WHAT NEEDS TO BE DONE -
Copy out the lines that have "reference" in them.

** START DATA SHOWN **

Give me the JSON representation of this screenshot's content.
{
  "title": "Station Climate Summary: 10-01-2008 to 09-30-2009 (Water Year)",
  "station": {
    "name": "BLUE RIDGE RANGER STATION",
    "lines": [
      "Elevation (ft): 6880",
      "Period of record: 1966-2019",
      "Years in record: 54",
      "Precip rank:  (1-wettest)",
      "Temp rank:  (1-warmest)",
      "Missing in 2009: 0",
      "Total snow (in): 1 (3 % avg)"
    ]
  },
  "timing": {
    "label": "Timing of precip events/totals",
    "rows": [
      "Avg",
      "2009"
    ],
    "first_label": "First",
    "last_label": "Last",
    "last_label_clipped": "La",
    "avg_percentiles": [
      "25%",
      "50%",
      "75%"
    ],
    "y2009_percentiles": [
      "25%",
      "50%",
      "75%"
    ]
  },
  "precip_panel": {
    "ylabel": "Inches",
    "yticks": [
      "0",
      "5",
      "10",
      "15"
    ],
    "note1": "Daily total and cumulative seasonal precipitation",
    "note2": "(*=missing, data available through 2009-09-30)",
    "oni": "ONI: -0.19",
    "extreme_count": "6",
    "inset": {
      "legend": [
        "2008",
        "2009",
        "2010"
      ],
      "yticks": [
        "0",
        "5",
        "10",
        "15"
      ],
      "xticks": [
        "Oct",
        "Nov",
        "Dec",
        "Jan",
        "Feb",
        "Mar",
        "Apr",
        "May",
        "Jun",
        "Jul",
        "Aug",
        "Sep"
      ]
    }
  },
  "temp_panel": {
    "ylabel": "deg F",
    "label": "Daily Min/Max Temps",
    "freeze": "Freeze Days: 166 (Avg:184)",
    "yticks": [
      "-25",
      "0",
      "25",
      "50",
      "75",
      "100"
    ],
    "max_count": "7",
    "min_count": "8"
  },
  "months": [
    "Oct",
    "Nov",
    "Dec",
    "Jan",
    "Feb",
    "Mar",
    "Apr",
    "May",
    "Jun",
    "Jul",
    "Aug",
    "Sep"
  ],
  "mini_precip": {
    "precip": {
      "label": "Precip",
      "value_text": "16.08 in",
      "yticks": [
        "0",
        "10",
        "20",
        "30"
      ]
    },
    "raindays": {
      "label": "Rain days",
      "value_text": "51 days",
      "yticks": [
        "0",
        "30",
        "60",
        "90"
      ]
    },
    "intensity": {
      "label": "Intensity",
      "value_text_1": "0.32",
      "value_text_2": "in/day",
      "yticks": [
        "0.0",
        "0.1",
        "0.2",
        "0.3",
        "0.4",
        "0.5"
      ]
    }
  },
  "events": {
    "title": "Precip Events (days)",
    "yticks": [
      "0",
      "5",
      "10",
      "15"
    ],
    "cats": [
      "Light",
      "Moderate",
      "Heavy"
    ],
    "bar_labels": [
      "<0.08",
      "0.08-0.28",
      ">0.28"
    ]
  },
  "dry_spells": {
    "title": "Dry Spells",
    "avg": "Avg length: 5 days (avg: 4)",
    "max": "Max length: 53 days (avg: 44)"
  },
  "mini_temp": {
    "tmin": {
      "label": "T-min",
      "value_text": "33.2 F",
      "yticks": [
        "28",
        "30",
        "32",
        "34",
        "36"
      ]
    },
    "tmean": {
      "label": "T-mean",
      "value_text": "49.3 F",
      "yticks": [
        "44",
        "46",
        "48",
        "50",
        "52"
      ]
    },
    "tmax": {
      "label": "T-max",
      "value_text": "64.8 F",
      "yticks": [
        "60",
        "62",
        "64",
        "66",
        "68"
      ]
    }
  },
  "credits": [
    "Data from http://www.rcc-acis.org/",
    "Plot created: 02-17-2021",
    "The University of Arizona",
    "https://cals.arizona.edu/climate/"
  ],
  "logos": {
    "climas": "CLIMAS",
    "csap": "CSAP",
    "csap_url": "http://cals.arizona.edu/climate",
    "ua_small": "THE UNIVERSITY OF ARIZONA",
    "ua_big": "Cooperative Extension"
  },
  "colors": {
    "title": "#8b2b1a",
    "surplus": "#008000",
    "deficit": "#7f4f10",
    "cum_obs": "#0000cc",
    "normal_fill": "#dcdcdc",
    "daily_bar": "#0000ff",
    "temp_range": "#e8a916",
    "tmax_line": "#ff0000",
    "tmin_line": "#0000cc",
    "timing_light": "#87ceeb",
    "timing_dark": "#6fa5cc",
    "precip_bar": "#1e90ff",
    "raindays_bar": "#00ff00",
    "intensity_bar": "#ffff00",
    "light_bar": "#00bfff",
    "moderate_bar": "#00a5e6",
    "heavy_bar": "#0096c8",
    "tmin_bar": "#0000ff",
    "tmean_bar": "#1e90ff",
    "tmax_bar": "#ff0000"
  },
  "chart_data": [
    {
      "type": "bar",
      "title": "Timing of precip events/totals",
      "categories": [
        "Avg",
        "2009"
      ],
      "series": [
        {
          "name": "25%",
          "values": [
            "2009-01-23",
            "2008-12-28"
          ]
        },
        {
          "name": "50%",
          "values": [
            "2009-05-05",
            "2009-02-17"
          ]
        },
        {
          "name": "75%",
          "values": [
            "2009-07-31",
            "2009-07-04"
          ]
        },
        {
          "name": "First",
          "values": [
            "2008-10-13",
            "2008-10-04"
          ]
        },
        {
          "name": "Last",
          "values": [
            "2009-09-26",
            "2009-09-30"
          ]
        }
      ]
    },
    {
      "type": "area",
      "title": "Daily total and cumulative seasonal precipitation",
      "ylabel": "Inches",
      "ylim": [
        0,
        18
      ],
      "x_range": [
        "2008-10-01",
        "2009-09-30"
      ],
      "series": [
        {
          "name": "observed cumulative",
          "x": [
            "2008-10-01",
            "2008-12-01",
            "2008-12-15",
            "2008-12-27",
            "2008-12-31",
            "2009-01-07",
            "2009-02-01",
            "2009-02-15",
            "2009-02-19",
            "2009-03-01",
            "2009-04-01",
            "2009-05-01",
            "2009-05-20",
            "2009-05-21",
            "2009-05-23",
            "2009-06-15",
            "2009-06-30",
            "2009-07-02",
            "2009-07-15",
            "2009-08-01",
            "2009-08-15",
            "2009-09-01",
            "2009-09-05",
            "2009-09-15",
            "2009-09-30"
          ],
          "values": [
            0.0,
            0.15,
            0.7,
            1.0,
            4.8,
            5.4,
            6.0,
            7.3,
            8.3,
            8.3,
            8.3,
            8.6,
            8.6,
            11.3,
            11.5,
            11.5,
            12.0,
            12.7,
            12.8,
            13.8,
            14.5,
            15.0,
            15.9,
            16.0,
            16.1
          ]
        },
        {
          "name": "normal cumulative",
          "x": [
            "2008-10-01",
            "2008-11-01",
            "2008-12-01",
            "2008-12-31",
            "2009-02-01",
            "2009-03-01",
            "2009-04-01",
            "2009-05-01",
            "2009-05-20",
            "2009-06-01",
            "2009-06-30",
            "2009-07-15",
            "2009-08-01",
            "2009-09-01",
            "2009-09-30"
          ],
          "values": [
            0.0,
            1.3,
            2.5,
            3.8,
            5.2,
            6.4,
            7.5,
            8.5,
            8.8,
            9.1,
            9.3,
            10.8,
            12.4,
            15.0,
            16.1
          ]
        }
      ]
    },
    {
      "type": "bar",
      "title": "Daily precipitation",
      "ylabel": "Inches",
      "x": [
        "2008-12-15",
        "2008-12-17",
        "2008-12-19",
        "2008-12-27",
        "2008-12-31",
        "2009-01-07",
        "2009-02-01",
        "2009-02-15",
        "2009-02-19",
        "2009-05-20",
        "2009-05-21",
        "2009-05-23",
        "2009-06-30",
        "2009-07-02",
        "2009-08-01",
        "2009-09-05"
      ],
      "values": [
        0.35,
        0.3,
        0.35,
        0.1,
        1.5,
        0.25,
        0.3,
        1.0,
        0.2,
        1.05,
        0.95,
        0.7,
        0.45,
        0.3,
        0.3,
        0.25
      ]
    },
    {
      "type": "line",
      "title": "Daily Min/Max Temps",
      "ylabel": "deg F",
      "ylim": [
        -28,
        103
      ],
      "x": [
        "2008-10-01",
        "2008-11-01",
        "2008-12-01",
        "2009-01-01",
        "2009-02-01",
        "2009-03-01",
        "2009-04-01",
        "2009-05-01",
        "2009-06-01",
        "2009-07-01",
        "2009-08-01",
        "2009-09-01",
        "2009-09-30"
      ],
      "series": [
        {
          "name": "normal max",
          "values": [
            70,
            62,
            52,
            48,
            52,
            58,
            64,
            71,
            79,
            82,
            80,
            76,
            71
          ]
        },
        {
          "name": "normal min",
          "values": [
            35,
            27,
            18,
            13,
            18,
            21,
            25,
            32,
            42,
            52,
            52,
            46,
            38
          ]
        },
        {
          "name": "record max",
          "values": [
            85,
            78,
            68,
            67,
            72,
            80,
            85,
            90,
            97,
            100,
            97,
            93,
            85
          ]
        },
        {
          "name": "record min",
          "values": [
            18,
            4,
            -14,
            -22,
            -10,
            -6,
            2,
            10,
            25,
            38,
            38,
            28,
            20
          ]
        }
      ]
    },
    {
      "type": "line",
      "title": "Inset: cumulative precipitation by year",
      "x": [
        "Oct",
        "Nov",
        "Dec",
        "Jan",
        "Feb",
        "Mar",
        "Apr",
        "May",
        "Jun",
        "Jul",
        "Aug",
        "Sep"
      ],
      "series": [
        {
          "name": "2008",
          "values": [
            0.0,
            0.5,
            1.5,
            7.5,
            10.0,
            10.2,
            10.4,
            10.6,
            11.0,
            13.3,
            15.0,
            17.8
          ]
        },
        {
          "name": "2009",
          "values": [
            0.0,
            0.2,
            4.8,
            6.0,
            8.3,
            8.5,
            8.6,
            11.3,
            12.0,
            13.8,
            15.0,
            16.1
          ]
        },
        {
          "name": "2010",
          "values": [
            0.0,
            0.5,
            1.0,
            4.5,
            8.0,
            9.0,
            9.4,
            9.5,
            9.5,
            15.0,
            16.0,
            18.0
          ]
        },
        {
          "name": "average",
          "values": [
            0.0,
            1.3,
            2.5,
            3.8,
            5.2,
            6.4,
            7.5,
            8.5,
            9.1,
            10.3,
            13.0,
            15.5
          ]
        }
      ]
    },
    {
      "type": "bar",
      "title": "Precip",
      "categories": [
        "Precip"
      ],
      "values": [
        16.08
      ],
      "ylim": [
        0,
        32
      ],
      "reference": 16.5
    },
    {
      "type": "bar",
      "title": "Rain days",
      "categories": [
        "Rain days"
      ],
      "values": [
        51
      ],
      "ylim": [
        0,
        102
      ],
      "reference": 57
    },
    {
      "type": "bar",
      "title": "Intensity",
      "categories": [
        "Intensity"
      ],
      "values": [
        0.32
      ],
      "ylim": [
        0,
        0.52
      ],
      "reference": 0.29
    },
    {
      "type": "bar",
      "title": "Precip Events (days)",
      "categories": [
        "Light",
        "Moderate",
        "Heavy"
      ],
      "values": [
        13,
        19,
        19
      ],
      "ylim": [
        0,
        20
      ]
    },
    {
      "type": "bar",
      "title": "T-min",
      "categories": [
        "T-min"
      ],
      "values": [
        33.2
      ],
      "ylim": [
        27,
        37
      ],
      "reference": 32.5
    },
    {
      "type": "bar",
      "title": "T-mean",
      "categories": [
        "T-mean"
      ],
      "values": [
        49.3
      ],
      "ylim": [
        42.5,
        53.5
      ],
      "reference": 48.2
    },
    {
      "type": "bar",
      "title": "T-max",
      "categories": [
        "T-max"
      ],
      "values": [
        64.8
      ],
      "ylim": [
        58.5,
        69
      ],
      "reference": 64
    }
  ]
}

** END DATA SHOWN **

EXERCISE RESULT -
      "reference": 16.5
      "reference": 57
      "reference": 0.29
      "reference": 32.5
      "reference": 48.2
      "reference": 64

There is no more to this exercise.